++++ Input rows ++++
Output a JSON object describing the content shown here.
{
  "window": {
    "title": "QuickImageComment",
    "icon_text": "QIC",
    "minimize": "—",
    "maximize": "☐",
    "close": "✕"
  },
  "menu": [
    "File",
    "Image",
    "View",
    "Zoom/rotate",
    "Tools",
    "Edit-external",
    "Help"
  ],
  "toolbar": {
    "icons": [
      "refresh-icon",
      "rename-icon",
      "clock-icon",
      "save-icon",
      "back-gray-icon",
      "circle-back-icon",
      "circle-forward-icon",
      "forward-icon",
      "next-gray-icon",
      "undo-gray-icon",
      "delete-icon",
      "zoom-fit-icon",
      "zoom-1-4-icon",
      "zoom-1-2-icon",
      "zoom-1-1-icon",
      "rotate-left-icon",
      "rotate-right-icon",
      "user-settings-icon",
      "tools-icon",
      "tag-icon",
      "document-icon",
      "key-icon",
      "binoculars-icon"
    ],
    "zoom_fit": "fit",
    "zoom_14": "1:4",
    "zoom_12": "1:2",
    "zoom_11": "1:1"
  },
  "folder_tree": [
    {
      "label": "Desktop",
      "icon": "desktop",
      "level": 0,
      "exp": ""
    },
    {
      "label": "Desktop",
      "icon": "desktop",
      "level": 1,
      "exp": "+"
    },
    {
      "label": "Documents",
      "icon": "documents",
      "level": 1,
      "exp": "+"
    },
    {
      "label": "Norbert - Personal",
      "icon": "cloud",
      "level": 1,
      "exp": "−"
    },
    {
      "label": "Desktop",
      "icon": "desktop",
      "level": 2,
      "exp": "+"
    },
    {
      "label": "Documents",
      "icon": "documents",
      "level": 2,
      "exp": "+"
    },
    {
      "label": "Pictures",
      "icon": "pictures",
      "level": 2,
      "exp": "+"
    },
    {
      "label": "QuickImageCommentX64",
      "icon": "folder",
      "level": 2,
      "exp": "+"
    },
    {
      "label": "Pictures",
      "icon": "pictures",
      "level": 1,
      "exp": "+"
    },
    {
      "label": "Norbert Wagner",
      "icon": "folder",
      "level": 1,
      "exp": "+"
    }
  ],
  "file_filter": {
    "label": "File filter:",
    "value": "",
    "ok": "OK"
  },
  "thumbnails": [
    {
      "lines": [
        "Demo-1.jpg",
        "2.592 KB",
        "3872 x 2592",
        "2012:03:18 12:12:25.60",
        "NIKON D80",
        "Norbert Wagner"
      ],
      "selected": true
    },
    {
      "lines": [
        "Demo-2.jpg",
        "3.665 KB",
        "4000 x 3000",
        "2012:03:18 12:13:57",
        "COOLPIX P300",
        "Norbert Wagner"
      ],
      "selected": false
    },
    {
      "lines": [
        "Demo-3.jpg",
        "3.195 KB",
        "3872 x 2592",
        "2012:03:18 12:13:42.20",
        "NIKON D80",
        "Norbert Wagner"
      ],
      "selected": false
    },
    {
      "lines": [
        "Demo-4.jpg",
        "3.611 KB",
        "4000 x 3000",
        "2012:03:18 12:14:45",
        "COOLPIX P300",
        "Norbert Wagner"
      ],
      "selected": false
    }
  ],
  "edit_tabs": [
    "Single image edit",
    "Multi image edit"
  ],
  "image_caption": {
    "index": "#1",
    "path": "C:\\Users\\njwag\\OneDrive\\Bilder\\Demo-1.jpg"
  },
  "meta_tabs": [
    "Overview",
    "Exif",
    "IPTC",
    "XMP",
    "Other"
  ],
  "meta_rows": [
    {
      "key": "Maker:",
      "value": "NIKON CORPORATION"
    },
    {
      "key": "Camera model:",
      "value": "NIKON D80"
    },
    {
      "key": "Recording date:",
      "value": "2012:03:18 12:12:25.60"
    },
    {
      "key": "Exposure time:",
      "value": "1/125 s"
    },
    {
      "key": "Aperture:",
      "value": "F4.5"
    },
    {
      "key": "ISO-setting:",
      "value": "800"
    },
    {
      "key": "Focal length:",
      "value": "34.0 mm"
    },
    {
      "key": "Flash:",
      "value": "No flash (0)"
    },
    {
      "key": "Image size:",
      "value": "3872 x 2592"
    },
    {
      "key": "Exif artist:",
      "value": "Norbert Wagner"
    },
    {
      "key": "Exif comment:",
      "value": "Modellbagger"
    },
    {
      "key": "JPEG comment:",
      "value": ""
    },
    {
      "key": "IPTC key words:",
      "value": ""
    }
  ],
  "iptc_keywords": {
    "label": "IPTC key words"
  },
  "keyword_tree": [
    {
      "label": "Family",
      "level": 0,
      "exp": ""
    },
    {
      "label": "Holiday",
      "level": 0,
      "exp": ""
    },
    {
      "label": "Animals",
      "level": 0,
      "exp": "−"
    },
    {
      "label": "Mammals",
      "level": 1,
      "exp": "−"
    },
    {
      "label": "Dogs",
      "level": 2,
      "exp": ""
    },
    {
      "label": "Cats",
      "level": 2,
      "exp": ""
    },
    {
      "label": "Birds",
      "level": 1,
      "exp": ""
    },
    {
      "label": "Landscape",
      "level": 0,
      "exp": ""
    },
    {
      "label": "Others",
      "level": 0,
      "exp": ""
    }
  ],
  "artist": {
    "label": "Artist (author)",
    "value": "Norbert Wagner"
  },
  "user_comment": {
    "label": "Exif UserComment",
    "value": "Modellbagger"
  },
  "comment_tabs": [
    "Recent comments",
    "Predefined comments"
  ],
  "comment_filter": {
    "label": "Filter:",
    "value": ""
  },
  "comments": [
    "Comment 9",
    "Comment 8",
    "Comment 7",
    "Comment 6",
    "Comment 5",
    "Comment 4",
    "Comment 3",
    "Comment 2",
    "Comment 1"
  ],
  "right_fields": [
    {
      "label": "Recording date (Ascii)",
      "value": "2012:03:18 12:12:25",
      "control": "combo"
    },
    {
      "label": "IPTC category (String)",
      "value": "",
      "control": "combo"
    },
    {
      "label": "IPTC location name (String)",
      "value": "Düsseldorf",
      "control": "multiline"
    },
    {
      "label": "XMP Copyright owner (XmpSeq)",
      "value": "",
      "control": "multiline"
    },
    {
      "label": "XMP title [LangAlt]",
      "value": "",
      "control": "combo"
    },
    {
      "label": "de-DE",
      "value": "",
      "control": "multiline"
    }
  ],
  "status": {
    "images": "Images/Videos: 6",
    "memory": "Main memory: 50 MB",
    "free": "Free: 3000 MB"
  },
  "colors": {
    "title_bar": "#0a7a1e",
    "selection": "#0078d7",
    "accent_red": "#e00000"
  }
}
++++
• **Aim**
Write out every record verbatim.

• **Task output**
Output a JSON object describing the content shown here.
{
  "window": {
    "title": "QuickImageComment",
    "icon_text": "QIC",
    "minimize": "—",
    "maximize": "☐",
    "close": "✕"
  },
  "menu": [
    "File",
    "Image",
    "View",
    "Zoom/rotate",
    "Tools",
    "Edit-external",
    "Help"
  ],
  "toolbar": {
    "icons": [
      "refresh-icon",
      "rename-icon",
      "clock-icon",
      "save-icon",
      "back-gray-icon",
      "circle-back-icon",
      "circle-forward-icon",
      "forward-icon",
      "next-gray-icon",
      "undo-gray-icon",
      "delete-icon",
      "zoom-fit-icon",
      "zoom-1-4-icon",
      "zoom-1-2-icon",
      "zoom-1-1-icon",
      "rotate-left-icon",
      "rotate-right-icon",
      "user-settings-icon",
      "tools-icon",
      "tag-icon",
      "document-icon",
      "key-icon",
      "binoculars-icon"
    ],
    "zoom_fit": "fit",
    "zoom_14": "1:4",
    "zoom_12": "1:2",
    "zoom_11": "1:1"
  },
  "folder_tree": [
    {
      "label": "Desktop",
      "icon": "desktop",
      "level": 0,
      "exp": ""
    },
    {
      "label": "Desktop",
      "icon": "desktop",
      "level": 1,
      "exp": "+"
    },
    {
      "label": "Documents",
      "icon": "documents",
      "level": 1,
      "exp": "+"
    },
    {
      "label": "Norbert - Personal",
      "icon": "cloud",
      "level": 1,
      "exp": "−"
    },
    {
      "label": "Desktop",
      "icon": "desktop",
      "level": 2,
      "exp": "+"
    },
    {
      "label": "Documents",
      "icon": "documents",
      "level": 2,
      "exp": "+"
    },
    {
      "label": "Pictures",
      "icon": "pictures",
      "level": 2,
      "exp": "+"
    },
    {
      "label": "QuickImageCommentX64",
      "icon": "folder",
      "level": 2,
      "exp": "+"
    },
    {
      "label": "Pictures",
      "icon": "pictures",
      "level": 1,
      "exp": "+"
    },
    {
      "label": "Norbert Wagner",
      "icon": "folder",
      "level": 1,
      "exp": "+"
    }
  ],
  "file_filter": {
    "label": "File filter:",
    "value": "",
    "ok": "OK"
  },
  "thumbnails": [
    {
      "lines": [
        "Demo-1.jpg",
        "2.592 KB",
        "3872 x 2592",
        "2012:03:18 12:12:25.60",
        "NIKON D80",
        "Norbert Wagner"
      ],
      "selected": true
    },
    {
      "lines": [
        "Demo-2.jpg",
        "3.665 KB",
        "4000 x 3000",
        "2012:03:18 12:13:57",
        "COOLPIX P300",
        "Norbert Wagner"
      ],
      "selected": false
    },
    {
      "lines": [
        "Demo-3.jpg",
        "3.195 KB",
        "3872 x 2592",
        "2012:03:18 12:13:42.20",
        "NIKON D80",
        "Norbert Wagner"
      ],
      "selected": false
    },
    {
      "lines": [
        "Demo-4.jpg",
        "3.611 KB",
        "4000 x 3000",
        "2012:03:18 12:14:45",
        "COOLPIX P300",
        "Norbert Wagner"
      ],
      "selected": false
    }
  ],
  "edit_tabs": [
    "Single image edit",
    "Multi image edit"
  ],
  "image_caption": {
    "index": "#1",
    "path": "C:\\Users\\njwag\\OneDrive\\Bilder\\Demo-1.jpg"
  },
  "meta_tabs": [
    "Overview",
    "Exif",
    "IPTC",
    "XMP",
    "Other"
  ],
  "meta_rows": [
    {
      "key": "Maker:",
      "value": "NIKON CORPORATION"
    },
    {
      "key": "Camera model:",
      "value": "NIKON D80"
    },
    {
      "key": "Recording date:",
      "value": "2012:03:18 12:12:25.60"
    },
    {
      "key": "Exposure time:",
      "value": "1/125 s"
    },
    {
      "key": "Aperture:",
      "value": "F4.5"
    },
    {
      "key": "ISO-setting:",
      "value": "800"
    },
    {
      "key": "Focal length:",
      "value": "34.0 mm"
    },
    {
      "key": "Flash:",
      "value": "No flash (0)"
    },
    {
      "key": "Image size:",
      "value": "3872 x 2592"
    },
    {
      "key": "Exif artist:",
      "value": "Norbert Wagner"
    },
    {
      "key": "Exif comment:",
      "value": "Modellbagger"
    },
    {
      "key": "JPEG comment:",
      "value": ""
    },
    {
      "key": "IPTC key words:",
      "value": ""
    }
  ],
  "iptc_keywords": {
    "label": "IPTC key words"
  },
  "keyword_tree": [
    {
      "label": "Family",
      "level": 0,
      "exp": ""
    },
    {
      "label": "Holiday",
      "level": 0,
      "exp": ""
    },
    {
      "label": "Animals",
      "level": 0,
      "exp": "−"
    },
    {
      "label": "Mammals",
      "level": 1,
      "exp": "−"
    },
    {
      "label": "Dogs",
      "level": 2,
      "exp": ""
    },
    {
      "label": "Cats",
      "level": 2,
      "exp": ""
    },
    {
      "label": "Birds",
      "level": 1,
      "exp": ""
    },
    {
      "label": "Landscape",
      "level": 0,
      "exp": ""
    },
    {
      "label": "Others",
      "level": 0,
      "exp": ""
    }
  ],
  "artist": {
    "label": "Artist (author)",
    "value": "Norbert Wagner"
  },
  "user_comment": {
    "label": "Exif UserComment",
    "value": "Modellbagger"
  },
  "comment_tabs": [
    "Recent comments",
    "Predefined comments"
  ],
  "comment_filter": {
    "label": "Filter:",
    "value": ""
  },
  "comments": [
    "Comment 9",
    "Comment 8",
    "Comment 7",
    "Comment 6",
    "Comment 5",
    "Comment 4",
    "Comment 3",
    "Comment 2",
    "Comment 1"
  ],
  "right_fields": [
    {
      "label": "Recording date (Ascii)",
      "value": "2012:03:18 12:12:25",
      "control": "combo"
    },
    {
      "label": "IPTC category (String)",
      "value": "",
      "control": "combo"
    },
    {
      "label": "IPTC location name (String)",
      "value": "Düsseldorf",
      "control": "multiline"
    },
    {
      "label": "XMP Copyright owner (XmpSeq)",
      "value": "",
      "control": "multiline"
    },
    {
      "label": "XMP title [LangAlt]",
      "value": "",
      "control": "combo"
    },
    {
      "label": "de-DE",
      "value": "",
      "control": "multiline"
    }
  ],
  "status": {
    "images": "Images/Videos: 6",
    "memory": "Main memory: 50 MB",
    "free": "Free: 3000 MB"
  },
  "colors": {
    "title_bar": "#0a7a1e",
    "selection": "#0078d7",
    "accent_red": "#e00000"
  }
}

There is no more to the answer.